→ **Set task**:
Transcribe the material in full, exactly as written.

Dataset entries on figures
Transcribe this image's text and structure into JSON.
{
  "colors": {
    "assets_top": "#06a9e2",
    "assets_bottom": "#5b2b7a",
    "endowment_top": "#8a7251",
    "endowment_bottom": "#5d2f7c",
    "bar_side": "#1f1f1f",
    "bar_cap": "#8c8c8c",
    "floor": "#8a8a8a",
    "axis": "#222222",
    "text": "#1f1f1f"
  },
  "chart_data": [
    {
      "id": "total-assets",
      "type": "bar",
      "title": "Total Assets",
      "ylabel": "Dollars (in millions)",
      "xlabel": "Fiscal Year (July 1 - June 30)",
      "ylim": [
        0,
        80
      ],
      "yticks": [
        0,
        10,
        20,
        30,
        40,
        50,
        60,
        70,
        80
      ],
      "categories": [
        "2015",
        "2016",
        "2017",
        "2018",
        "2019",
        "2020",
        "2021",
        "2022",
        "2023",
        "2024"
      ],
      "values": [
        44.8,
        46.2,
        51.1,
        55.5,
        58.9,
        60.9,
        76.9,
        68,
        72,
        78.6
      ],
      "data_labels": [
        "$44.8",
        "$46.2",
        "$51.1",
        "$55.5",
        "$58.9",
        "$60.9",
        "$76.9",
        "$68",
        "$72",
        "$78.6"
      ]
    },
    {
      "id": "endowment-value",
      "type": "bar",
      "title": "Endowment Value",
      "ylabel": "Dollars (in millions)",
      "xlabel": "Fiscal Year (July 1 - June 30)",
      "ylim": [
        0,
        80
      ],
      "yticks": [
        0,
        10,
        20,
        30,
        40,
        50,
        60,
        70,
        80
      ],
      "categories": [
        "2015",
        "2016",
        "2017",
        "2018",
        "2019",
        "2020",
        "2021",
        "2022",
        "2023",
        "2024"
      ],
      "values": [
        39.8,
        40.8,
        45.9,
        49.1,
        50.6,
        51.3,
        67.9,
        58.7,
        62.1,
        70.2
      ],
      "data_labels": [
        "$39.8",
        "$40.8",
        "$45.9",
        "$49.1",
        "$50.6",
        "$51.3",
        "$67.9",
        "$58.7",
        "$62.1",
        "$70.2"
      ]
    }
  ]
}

→ **Solution below**:
Transcribe this image's text and structure into JSON.
{
  "colors": {
    "assets_top": "#06a9e2",
    "assets_bottom": "#5b2b7a",
    "endowment_top": "#8a7251",
    "endowment_bottom": "#5d2f7c",
    "bar_side": "#1f1f1f",
    "bar_cap": "#8c8c8c",
    "floor": "#8a8a8a",
    "axis": "#222222",
    "text": "#1f1f1f"
  },
  "chart_data": [
    {
      "id": "total-assets",
      "type": "bar",
      "title": "Total Assets",
      "ylabel": "Dollars (in millions)",
      "xlabel": "Fiscal Year (July 1 - June 30)",
      "ylim": [
        0,
        80
      ],
      "yticks": [
        0,
        10,
        20,
        30,
        40,
        50,
        60,
        70,
        80
      ],
      "categories": [
        "2015",
        "2016",
        "2017",
        "2018",
        "2019",
        "2020",
        "2021",
        "2022",
        "2023",
        "2024"
      ],
      "values": [
        44.8,
        46.2,
        51.1,
        55.5,
        58.9,
        60.9,
        76.9,
        68,
        72,
        78.6
      ],
      "data_labels": [
        "$44.8",
        "$46.2",
        "$51.1",
        "$55.5",
        "$58.9",
        "$60.9",
        "$76.9",
        "$68",
        "$72",
        "$78.6"
      ]
    },
    {
      "id": "endowment-value",
      "type": "bar",
      "title": "Endowment Value",
      "ylabel": "Dollars (in millions)",
      "xlabel": "Fiscal Year (July 1 - June 30)",
      "ylim": [
        0,
        80
      ],
      "yticks": [
        0,
        10,
        20,
        30,
        40,
        50,
        60,
        70,
        80
      ],
      "categories": [
        "2015",
        "2016",
        "2017",
        "2018",
        "2019",
        "2020",
        "2021",
        "2022",
        "2023",
        "2024"
      ],
      "values": [
        39.8,
        40.8,
        45.9,
        49.1,
        50.6,
        51.3,
        67.9,
        58.7,
        62.1,
        70.2
      ],
      "data_labels": [
        "$39.8",
        "$40.8",
        "$45.9",
        "$49.1",
        "$50.6",
        "$51.3",
        "$67.9",
        "$58.7",
        "$62.1",
        "$70.2"
      ]
    }
  ]
}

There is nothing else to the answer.